→ **Your goal**: The line containing "Output a JSON" marks where to begin; quote it and every line after it through the end of the data, exactly as written.

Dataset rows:

# # #

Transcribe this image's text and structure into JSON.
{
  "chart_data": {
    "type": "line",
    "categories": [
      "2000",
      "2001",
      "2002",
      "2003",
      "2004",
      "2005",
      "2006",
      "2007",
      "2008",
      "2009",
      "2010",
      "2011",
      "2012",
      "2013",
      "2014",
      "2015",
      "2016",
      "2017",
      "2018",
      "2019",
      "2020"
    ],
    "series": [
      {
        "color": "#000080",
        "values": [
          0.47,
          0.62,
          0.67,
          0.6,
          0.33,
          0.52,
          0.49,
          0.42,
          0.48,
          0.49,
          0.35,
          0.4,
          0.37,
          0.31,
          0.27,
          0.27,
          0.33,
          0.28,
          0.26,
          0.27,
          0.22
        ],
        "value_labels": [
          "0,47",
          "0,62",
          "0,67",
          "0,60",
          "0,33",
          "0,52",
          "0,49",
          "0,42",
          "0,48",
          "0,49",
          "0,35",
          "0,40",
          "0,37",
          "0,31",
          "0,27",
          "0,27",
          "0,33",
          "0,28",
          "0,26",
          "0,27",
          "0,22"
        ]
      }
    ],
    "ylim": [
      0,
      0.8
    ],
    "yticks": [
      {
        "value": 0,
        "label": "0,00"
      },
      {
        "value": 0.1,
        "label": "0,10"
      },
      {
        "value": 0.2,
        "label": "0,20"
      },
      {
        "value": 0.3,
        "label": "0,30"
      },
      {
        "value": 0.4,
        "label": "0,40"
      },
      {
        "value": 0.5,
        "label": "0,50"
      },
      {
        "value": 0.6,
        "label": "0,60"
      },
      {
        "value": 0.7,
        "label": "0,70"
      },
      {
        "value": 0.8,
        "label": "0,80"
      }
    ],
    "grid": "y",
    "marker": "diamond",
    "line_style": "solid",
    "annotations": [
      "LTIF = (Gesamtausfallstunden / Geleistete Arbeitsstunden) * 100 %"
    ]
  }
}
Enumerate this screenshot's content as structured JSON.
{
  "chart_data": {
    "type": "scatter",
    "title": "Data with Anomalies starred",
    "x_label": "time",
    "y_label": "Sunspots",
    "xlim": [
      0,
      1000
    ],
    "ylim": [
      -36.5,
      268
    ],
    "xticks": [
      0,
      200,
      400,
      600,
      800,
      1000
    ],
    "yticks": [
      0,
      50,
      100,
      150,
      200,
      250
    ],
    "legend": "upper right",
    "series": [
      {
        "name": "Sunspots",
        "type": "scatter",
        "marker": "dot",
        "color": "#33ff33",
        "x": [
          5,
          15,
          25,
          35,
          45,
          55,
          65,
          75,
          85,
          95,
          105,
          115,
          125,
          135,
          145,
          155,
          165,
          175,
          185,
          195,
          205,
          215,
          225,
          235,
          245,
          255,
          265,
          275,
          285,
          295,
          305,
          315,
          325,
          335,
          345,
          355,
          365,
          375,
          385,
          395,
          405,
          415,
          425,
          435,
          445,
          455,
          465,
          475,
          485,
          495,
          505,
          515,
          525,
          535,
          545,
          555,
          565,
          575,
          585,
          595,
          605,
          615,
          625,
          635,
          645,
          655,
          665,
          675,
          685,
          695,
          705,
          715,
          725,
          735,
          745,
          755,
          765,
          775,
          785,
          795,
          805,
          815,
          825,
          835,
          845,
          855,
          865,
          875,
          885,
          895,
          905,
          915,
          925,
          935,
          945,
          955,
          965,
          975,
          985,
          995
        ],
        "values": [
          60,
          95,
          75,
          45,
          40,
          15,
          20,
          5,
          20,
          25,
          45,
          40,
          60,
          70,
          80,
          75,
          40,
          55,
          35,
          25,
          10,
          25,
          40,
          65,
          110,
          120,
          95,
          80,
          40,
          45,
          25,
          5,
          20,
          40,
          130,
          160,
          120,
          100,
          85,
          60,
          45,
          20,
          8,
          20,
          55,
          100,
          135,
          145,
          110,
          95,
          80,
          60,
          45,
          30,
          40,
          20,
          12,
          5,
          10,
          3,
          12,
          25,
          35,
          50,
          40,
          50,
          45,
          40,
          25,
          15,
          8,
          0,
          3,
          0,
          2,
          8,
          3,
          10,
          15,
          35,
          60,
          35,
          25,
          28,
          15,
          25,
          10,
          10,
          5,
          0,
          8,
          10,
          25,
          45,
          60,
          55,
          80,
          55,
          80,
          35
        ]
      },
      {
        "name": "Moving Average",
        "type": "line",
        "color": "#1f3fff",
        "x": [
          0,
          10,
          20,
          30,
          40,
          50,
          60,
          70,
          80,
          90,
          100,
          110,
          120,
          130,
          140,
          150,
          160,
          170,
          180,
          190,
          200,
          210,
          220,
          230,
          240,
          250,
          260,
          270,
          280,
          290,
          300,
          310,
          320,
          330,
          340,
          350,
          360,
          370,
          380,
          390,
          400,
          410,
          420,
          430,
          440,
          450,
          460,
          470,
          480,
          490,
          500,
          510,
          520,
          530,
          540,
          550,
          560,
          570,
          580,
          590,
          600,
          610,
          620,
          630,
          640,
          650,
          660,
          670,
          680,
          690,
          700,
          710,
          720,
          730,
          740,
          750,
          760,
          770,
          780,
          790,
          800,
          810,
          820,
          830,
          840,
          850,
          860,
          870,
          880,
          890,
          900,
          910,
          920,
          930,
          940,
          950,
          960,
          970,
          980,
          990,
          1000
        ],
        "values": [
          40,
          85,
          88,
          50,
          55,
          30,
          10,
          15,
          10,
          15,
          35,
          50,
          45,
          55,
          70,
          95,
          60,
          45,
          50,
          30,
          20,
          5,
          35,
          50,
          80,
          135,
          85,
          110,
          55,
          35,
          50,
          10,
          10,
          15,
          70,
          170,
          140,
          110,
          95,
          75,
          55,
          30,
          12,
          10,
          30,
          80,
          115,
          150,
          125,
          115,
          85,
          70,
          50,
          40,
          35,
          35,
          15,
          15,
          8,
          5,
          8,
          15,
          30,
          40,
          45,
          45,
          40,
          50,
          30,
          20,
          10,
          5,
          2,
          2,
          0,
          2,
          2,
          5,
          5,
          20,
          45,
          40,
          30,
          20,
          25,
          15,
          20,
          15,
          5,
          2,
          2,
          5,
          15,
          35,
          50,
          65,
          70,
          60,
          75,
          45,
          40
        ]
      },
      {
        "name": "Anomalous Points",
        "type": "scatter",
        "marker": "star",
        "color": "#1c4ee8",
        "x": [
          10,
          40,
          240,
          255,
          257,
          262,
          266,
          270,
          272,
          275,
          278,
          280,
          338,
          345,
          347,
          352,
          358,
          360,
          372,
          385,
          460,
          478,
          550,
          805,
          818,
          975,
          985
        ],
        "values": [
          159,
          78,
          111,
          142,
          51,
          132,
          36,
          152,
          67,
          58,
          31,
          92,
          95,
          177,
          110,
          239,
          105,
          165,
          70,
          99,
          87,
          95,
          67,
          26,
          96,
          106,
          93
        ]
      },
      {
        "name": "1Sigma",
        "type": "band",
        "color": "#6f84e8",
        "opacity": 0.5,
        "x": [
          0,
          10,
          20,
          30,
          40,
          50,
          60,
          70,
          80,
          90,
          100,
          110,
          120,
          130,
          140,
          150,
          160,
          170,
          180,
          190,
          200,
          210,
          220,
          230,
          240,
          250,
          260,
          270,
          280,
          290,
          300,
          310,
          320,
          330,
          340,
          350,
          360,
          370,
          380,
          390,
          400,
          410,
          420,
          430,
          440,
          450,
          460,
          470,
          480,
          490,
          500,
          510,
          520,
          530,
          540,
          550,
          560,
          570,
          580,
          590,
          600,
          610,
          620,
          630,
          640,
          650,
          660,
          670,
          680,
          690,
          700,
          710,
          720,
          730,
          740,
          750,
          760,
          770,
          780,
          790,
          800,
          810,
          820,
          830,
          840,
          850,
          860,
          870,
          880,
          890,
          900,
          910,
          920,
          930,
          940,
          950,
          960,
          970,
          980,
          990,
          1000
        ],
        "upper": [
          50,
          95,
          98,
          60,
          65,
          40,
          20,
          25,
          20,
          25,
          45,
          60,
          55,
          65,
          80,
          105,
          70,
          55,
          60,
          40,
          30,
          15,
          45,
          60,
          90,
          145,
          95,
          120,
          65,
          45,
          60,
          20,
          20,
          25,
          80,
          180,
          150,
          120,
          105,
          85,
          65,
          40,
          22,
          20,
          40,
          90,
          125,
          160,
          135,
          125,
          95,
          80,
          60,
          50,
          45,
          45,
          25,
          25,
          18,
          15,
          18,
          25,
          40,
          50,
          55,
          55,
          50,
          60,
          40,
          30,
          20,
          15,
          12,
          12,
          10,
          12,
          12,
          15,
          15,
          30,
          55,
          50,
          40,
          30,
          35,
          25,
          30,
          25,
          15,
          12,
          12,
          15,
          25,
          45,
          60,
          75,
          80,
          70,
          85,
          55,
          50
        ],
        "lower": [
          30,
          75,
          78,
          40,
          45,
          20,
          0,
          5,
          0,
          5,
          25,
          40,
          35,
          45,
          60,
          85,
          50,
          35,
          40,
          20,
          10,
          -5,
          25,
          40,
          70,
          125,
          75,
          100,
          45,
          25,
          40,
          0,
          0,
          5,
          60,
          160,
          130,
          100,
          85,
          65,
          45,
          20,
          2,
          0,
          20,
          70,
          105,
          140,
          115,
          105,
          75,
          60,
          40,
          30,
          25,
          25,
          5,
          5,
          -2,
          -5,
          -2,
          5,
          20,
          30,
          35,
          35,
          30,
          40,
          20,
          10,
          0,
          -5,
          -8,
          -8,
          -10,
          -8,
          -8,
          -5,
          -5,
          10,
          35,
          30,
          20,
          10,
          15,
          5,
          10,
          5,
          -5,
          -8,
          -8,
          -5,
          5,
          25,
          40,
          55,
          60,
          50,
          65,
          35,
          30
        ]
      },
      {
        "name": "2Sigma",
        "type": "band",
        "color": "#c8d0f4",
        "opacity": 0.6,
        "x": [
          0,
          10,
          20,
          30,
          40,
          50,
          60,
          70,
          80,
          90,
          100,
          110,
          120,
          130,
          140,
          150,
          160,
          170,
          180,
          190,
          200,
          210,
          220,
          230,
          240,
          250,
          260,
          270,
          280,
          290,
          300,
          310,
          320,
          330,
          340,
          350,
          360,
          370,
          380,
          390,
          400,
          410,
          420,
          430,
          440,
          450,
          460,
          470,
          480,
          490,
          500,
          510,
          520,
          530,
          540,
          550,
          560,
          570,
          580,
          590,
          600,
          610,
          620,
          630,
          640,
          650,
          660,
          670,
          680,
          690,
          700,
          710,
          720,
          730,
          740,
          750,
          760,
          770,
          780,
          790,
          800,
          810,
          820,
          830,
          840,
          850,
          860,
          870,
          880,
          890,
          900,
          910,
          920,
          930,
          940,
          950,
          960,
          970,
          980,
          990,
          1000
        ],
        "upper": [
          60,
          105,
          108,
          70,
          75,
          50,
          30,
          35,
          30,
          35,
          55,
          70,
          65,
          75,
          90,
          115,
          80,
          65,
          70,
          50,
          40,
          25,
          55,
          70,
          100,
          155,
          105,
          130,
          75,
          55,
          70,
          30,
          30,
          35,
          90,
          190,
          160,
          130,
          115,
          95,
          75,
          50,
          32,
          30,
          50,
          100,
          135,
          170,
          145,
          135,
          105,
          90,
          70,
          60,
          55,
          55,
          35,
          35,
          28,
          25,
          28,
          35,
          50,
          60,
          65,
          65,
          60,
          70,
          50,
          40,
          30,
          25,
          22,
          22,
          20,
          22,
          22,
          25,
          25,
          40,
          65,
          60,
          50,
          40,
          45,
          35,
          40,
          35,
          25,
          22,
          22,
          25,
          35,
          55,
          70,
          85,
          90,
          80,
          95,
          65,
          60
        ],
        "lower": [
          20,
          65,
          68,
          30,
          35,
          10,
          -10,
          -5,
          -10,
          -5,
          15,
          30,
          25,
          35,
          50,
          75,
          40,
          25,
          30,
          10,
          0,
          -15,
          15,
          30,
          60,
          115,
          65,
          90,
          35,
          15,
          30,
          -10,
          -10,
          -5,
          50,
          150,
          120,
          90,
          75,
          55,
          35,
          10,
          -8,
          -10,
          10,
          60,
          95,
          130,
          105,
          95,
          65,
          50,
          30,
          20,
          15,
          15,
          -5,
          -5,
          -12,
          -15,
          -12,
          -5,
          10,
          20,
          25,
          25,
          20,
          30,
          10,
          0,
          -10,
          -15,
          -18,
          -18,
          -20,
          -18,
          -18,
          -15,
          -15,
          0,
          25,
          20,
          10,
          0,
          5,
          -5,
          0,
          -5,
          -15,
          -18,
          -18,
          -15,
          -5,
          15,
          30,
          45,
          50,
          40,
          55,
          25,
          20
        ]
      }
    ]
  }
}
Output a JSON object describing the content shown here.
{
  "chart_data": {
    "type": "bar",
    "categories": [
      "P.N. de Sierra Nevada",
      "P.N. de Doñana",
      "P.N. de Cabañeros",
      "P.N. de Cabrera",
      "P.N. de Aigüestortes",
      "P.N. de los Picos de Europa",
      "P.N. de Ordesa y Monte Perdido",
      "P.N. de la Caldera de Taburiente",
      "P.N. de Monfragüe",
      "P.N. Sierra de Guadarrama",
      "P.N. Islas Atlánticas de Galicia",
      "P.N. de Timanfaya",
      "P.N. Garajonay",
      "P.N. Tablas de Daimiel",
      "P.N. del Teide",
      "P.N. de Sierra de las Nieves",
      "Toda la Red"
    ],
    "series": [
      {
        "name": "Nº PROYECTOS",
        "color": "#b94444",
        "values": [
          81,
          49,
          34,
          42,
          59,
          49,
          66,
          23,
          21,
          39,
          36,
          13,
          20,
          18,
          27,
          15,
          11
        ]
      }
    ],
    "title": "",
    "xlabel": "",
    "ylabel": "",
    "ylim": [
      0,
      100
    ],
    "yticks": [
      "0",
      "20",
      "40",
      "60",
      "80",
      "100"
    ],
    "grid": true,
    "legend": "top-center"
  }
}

# # #

→ **Final result**:
Output a JSON object describing the content shown here.
{
  "chart_data": {
    "type": "bar",
    "categories": [
      "P.N. de Sierra Nevada",
      "P.N. de Doñana",
      "P.N. de Cabañeros",
      "P.N. de Cabrera",
      "P.N. de Aigüestortes",
      "P.N. de los Picos de Europa",
      "P.N. de Ordesa y Monte Perdido",
      "P.N. de la Caldera de Taburiente",
      "P.N. de Monfragüe",
      "P.N. Sierra de Guadarrama",
      "P.N. Islas Atlánticas de Galicia",
      "P.N. de Timanfaya",
      "P.N. Garajonay",
      "P.N. Tablas de Daimiel",
      "P.N. del Teide",
      "P.N. de Sierra de las Nieves",
      "Toda la Red"
    ],
    "series": [
      {
        "name": "Nº PROYECTOS",
        "color": "#b94444",
        "values": [
          81,
          49,
          34,
          42,
          59,
          49,
          66,
          23,
          21,
          39,
          36,
          13,
          20,
          18,
          27,
          15,
          11
        ]
      }
    ],
    "title": "",
    "xlabel": "",
    "ylabel": "",
    "ylim": [
      0,
      100
    ],
    "yticks": [
      "0",
      "20",
      "40",
      "60",
      "80",
      "100"
    ],
    "grid": true,
    "legend": "top-center"
  }
}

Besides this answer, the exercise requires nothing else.